> _DATA PROVIDED_:
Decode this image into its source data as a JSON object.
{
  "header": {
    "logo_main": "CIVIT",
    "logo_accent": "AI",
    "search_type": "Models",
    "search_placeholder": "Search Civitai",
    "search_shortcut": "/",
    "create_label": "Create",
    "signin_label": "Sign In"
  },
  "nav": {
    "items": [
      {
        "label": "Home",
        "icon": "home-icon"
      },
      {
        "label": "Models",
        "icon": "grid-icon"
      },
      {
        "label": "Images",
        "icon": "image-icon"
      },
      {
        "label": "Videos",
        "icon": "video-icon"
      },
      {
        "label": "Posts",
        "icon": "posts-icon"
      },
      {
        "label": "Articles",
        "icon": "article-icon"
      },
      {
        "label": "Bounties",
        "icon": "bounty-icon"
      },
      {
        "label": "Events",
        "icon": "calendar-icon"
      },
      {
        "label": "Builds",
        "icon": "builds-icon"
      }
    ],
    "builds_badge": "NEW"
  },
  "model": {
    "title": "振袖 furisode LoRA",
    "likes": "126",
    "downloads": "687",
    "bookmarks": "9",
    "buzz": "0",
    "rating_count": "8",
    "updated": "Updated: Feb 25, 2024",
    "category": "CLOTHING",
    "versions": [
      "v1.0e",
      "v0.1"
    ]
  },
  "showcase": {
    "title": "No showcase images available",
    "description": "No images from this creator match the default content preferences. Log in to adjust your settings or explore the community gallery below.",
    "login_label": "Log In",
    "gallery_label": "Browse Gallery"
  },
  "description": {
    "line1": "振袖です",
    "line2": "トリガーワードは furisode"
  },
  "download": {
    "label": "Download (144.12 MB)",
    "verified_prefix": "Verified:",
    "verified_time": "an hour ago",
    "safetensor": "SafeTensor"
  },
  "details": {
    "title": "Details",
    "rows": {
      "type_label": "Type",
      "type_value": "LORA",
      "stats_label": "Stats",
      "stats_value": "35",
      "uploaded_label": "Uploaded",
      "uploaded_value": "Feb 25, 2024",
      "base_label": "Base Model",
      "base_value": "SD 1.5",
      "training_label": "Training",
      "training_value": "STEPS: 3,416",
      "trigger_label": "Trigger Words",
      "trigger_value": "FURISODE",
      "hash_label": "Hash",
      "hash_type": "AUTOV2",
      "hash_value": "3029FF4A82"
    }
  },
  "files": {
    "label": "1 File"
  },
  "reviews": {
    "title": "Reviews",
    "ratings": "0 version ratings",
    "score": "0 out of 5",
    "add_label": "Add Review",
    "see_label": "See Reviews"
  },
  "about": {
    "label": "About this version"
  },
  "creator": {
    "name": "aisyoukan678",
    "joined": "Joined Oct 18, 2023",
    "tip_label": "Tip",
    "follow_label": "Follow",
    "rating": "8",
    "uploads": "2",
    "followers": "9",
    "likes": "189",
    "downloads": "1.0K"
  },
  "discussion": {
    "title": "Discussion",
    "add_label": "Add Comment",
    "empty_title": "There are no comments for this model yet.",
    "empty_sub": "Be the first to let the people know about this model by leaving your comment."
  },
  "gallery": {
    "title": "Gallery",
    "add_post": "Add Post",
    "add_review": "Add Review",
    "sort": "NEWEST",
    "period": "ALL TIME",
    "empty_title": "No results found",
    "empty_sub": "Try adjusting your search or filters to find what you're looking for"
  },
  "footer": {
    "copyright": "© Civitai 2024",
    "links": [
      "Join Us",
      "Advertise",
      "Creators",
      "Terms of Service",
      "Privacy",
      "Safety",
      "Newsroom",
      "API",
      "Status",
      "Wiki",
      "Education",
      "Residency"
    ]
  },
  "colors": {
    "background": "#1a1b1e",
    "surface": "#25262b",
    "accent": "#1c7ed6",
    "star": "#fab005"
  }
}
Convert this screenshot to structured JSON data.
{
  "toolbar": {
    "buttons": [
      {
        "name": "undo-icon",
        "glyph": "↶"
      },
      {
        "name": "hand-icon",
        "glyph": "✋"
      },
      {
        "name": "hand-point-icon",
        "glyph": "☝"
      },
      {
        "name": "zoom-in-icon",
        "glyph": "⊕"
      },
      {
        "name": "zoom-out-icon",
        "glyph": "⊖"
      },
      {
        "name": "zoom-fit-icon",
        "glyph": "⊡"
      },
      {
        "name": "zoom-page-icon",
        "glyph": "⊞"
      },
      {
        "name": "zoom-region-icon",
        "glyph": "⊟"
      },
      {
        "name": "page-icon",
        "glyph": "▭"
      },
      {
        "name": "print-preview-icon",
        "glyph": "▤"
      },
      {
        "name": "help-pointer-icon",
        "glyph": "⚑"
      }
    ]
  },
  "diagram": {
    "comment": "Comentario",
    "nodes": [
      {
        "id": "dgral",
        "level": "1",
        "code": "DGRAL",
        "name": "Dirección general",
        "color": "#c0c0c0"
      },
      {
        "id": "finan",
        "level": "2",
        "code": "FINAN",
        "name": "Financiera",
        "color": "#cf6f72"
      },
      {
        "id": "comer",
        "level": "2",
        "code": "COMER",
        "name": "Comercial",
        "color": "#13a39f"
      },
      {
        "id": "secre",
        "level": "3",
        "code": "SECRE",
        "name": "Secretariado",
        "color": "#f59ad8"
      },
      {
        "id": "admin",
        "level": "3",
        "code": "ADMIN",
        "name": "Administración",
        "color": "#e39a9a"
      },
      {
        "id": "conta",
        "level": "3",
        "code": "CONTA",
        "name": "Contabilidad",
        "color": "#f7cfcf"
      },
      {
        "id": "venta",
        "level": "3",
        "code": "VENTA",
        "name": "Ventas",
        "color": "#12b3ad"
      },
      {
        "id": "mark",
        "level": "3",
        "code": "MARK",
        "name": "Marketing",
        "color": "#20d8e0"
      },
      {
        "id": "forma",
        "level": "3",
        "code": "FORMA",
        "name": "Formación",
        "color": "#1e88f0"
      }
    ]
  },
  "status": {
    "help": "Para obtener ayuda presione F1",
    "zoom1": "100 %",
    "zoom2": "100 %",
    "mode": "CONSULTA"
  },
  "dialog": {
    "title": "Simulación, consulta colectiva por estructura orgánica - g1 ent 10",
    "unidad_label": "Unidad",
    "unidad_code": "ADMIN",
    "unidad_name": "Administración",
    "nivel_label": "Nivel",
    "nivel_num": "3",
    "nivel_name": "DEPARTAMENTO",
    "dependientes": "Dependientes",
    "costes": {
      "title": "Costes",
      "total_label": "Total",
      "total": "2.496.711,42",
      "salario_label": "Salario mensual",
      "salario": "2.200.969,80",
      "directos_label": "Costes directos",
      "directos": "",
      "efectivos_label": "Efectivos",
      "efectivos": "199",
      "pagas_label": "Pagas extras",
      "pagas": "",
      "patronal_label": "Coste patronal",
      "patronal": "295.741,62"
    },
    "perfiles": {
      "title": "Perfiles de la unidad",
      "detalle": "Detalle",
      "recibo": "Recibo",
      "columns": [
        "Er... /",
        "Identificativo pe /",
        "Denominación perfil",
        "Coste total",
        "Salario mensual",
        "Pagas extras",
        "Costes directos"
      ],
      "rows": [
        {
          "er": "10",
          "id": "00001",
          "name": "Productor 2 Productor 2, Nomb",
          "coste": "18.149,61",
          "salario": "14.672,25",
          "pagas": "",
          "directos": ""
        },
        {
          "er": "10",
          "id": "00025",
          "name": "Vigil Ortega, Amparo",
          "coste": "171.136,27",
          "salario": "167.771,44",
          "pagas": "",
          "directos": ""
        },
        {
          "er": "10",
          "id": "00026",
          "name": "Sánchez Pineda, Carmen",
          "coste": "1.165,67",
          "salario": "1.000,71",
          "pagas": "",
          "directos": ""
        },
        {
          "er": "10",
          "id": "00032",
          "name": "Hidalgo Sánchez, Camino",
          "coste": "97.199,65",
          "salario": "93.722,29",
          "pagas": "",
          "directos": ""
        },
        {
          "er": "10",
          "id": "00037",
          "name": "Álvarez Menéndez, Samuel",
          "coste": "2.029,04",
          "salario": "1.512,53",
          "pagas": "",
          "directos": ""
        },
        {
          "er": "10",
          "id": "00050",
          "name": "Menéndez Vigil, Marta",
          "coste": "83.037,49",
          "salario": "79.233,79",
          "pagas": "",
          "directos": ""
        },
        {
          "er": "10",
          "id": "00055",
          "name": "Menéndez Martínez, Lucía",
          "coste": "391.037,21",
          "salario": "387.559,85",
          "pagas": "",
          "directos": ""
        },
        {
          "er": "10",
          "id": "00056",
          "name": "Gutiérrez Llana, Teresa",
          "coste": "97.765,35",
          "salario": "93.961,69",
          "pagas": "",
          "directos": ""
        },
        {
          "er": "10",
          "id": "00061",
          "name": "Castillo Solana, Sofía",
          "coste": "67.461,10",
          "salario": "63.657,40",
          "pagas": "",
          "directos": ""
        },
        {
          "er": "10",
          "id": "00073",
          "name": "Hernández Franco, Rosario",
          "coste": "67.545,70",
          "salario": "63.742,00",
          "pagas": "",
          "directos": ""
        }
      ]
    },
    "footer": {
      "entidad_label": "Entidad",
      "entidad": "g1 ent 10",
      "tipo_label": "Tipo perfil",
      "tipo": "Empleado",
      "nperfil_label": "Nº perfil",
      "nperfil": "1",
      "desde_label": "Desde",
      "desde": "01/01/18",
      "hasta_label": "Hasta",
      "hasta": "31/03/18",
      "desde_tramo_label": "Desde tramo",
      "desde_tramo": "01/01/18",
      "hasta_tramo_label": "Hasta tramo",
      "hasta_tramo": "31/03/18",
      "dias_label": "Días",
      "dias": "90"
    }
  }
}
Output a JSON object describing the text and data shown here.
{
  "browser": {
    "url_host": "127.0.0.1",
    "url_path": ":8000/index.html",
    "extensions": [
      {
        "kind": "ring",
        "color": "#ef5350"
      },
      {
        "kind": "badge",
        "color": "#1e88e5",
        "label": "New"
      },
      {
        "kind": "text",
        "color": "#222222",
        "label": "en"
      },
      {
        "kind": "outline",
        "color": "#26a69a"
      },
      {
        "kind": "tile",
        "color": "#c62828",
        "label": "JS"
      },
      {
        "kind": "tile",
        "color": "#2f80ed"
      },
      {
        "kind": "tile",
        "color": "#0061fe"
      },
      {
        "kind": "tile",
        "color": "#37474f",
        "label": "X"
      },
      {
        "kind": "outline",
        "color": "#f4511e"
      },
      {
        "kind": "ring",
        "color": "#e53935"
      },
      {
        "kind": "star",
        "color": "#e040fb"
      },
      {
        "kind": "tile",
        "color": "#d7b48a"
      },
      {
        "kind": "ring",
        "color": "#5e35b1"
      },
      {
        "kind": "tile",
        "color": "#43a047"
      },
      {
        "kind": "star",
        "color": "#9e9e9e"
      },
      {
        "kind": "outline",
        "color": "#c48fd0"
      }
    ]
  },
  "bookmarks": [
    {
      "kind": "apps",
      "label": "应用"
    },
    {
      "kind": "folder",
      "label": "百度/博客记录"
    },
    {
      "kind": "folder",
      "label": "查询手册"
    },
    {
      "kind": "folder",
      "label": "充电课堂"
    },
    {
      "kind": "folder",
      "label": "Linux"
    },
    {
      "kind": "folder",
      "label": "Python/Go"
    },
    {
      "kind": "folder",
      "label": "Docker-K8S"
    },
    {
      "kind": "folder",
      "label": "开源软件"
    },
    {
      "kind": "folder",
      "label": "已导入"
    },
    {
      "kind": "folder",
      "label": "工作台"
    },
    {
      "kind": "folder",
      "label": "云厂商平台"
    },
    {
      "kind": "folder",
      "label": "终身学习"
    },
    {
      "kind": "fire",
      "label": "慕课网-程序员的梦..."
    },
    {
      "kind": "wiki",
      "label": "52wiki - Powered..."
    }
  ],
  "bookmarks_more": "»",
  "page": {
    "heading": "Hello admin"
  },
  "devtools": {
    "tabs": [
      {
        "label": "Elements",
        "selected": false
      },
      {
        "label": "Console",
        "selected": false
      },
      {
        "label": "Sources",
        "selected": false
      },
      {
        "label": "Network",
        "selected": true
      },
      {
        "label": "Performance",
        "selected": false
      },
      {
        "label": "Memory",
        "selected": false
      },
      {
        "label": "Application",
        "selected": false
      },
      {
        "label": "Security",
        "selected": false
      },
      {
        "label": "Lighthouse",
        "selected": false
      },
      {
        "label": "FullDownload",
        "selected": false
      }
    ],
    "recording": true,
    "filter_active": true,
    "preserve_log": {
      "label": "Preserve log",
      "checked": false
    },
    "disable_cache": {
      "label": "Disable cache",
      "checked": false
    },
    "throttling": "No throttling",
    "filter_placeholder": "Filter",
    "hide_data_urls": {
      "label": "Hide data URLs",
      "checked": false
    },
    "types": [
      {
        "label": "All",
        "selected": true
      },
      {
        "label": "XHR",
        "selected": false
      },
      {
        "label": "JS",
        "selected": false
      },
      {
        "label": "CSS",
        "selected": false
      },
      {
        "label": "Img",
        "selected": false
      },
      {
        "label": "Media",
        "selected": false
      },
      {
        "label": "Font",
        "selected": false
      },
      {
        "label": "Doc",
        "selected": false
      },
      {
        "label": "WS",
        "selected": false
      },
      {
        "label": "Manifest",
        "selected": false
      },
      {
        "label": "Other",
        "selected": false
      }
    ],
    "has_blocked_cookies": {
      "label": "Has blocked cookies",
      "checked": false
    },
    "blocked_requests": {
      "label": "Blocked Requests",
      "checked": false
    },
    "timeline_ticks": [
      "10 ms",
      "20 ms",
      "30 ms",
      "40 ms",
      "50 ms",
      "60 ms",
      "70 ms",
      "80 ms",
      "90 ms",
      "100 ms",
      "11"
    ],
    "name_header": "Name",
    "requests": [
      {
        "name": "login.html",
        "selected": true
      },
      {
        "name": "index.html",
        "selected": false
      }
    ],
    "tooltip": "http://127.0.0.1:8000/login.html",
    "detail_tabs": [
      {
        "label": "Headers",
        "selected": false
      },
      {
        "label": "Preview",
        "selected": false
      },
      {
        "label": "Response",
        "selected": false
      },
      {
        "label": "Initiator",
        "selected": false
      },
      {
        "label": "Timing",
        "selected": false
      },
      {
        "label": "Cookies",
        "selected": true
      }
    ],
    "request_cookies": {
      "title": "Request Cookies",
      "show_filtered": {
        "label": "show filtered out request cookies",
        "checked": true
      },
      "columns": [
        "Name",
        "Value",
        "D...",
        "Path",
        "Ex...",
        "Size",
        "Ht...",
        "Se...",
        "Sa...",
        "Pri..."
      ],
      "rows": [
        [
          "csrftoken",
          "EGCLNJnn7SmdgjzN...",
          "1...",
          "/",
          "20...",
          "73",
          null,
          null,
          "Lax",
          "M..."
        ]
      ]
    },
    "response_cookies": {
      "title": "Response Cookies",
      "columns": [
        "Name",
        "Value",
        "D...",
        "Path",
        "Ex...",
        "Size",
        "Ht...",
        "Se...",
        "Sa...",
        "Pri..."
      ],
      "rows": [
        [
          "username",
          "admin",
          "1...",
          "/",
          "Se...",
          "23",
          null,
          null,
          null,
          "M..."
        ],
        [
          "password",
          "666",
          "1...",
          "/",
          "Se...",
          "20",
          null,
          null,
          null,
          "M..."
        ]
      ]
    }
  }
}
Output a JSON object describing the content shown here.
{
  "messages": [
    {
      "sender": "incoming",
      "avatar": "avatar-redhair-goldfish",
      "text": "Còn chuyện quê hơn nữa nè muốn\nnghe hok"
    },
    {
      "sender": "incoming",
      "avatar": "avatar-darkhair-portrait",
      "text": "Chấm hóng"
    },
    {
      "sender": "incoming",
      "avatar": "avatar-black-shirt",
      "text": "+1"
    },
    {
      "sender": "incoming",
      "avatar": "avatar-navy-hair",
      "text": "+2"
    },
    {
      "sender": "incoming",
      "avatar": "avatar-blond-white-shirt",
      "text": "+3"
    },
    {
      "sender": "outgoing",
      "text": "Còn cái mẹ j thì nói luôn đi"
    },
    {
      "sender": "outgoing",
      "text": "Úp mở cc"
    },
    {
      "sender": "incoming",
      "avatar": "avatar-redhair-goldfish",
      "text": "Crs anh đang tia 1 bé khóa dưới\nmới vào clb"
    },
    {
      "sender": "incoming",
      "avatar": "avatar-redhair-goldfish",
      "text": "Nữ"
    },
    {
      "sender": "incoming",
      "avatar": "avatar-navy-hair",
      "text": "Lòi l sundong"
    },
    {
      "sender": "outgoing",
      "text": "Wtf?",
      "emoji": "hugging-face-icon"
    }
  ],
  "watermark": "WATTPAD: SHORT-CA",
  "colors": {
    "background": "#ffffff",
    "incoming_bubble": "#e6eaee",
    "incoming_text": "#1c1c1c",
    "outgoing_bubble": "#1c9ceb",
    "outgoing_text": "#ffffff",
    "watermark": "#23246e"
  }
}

> _SHORT TASK_:
Select every line of the material above holding the word "Civitai" and copy it.

> _ANSWER FOR THE TASK_:
    "search_placeholder": "Search Civitai",
    "copyright": "© Civitai 2024",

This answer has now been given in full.